STATED TASK> Return each line of the listing that contains the string "plus".

EXTRACTED RECORDS>
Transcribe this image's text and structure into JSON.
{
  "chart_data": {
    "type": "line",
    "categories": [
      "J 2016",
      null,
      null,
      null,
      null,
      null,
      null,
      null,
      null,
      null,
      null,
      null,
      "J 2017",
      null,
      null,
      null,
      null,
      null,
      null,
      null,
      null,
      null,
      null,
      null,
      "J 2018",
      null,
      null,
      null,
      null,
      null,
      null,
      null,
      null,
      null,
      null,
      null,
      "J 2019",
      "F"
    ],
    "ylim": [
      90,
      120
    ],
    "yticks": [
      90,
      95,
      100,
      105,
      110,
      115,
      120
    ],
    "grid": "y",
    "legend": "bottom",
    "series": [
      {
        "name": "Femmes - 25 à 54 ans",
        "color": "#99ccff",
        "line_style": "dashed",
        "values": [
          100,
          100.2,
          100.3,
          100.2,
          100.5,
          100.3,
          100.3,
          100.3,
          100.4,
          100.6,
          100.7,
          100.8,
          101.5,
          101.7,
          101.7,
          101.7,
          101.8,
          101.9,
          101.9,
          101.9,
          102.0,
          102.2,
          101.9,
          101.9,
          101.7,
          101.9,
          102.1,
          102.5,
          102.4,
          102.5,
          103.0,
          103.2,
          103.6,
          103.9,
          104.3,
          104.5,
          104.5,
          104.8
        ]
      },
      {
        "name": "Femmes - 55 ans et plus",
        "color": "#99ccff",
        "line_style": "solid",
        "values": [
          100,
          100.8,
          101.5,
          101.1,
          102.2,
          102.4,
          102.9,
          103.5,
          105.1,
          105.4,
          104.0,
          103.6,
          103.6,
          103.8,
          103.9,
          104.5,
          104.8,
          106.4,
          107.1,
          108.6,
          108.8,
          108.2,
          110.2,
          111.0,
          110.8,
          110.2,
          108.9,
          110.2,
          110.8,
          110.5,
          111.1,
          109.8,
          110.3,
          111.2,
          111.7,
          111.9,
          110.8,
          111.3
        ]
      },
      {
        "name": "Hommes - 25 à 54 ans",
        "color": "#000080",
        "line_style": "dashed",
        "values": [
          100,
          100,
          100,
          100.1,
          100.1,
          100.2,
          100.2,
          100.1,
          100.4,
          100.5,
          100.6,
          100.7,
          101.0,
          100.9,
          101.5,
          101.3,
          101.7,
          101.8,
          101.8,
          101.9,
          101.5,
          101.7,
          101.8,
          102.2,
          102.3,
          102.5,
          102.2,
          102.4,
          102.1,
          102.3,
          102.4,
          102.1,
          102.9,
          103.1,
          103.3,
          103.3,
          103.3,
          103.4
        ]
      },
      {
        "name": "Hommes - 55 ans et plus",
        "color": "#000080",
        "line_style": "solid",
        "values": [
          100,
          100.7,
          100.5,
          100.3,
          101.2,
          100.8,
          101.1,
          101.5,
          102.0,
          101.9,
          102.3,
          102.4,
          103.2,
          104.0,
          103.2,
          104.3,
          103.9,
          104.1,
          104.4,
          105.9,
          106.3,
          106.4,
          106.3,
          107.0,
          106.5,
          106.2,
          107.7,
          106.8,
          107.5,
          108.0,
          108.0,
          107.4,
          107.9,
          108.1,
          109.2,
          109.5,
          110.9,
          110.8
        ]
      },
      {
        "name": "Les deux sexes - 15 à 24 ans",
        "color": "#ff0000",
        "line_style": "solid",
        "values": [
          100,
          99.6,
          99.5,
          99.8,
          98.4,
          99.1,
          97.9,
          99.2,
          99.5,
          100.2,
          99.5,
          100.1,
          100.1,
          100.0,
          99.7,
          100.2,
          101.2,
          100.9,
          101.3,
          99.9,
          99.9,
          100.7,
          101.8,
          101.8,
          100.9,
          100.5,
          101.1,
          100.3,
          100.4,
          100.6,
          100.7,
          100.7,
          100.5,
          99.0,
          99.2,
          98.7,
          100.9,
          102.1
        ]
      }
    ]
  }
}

EXERCISE RESPONSE>
        "name": "Femmes - 55 ans et plus",
        "name": "Hommes - 55 ans et plus",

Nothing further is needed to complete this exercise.